▶ [Set task]: All the data must come back unchanged, except that pictures are left out.

(begin)

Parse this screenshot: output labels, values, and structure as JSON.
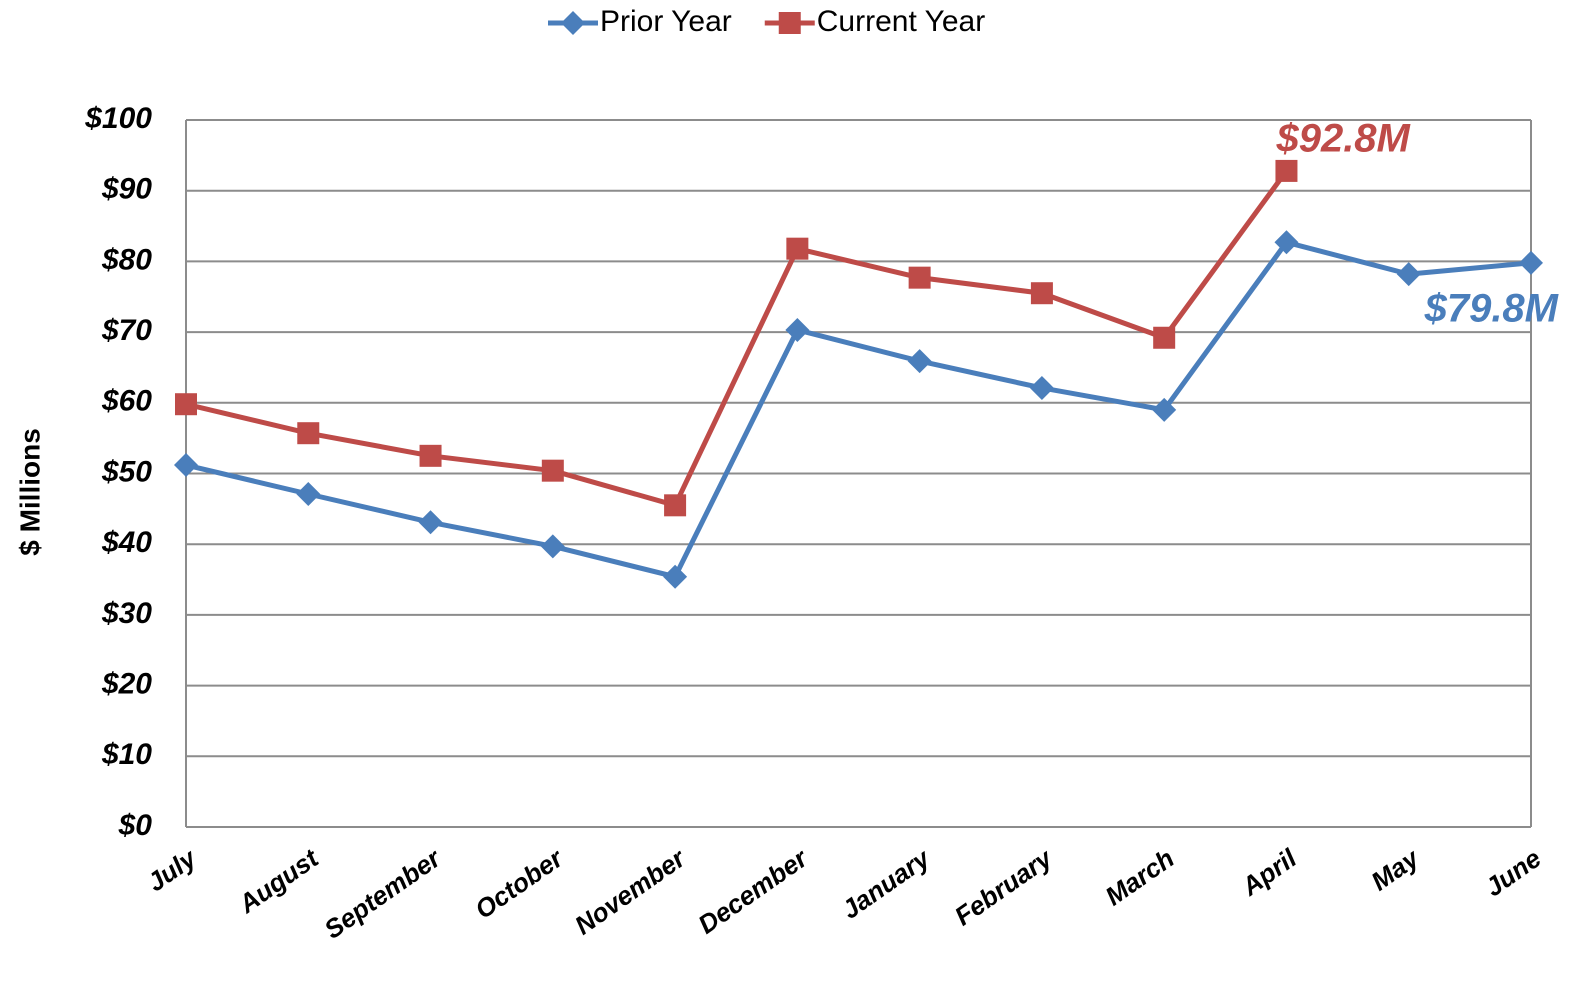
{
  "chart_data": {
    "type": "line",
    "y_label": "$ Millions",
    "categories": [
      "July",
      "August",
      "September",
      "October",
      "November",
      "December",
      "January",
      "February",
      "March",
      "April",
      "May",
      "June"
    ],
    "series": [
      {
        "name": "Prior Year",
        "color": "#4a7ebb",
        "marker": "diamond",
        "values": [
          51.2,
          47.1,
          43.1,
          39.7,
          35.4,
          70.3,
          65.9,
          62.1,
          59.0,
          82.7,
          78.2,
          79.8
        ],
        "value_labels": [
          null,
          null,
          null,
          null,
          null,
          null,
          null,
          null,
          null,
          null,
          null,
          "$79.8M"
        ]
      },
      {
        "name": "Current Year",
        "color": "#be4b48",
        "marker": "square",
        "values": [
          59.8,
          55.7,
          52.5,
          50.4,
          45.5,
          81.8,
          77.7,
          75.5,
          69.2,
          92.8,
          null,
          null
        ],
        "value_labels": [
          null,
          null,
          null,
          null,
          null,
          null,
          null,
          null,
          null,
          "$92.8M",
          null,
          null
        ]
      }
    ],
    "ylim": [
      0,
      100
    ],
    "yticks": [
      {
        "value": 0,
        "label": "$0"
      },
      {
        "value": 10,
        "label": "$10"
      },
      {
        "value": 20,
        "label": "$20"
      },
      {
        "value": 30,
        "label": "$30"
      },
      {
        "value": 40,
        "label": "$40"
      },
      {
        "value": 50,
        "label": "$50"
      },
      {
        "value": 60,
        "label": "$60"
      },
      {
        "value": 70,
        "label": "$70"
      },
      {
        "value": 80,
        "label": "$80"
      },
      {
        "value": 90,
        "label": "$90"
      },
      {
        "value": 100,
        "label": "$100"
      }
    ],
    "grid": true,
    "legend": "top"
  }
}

(end)

▶ [Result for this exercise]:
Parse this screenshot: output labels, values, and structure as JSON.
{
  "chart_data": {
    "type": "line",
    "y_label": "$ Millions",
    "categories": [
      "July",
      "August",
      "September",
      "October",
      "November",
      "December",
      "January",
      "February",
      "March",
      "April",
      "May",
      "June"
    ],
    "series": [
      {
        "name": "Prior Year",
        "color": "#4a7ebb",
        "marker": "diamond",
        "values": [
          51.2,
          47.1,
          43.1,
          39.7,
          35.4,
          70.3,
          65.9,
          62.1,
          59.0,
          82.7,
          78.2,
          79.8
        ],
        "value_labels": [
          null,
          null,
          null,
          null,
          null,
          null,
          null,
          null,
          null,
          null,
          null,
          "$79.8M"
        ]
      },
      {
        "name": "Current Year",
        "color": "#be4b48",
        "marker": "square",
        "values": [
          59.8,
          55.7,
          52.5,
          50.4,
          45.5,
          81.8,
          77.7,
          75.5,
          69.2,
          92.8,
          null,
          null
        ],
        "value_labels": [
          null,
          null,
          null,
          null,
          null,
          null,
          null,
          null,
          null,
          "$92.8M",
          null,
          null
        ]
      }
    ],
    "ylim": [
      0,
      100
    ],
    "yticks": [
      {
        "value": 0,
        "label": "$0"
      },
      {
        "value": 10,
        "label": "$10"
      },
      {
        "value": 20,
        "label": "$20"
      },
      {
        "value": 30,
        "label": "$30"
      },
      {
        "value": 40,
        "label": "$40"
      },
      {
        "value": 50,
        "label": "$50"
      },
      {
        "value": 60,
        "label": "$60"
      },
      {
        "value": 70,
        "label": "$70"
      },
      {
        "value": 80,
        "label": "$80"
      },
      {
        "value": 90,
        "label": "$90"
      },
      {
        "value": 100,
        "label": "$100"
      }
    ],
    "grid": true,
    "legend": "top"
  }
}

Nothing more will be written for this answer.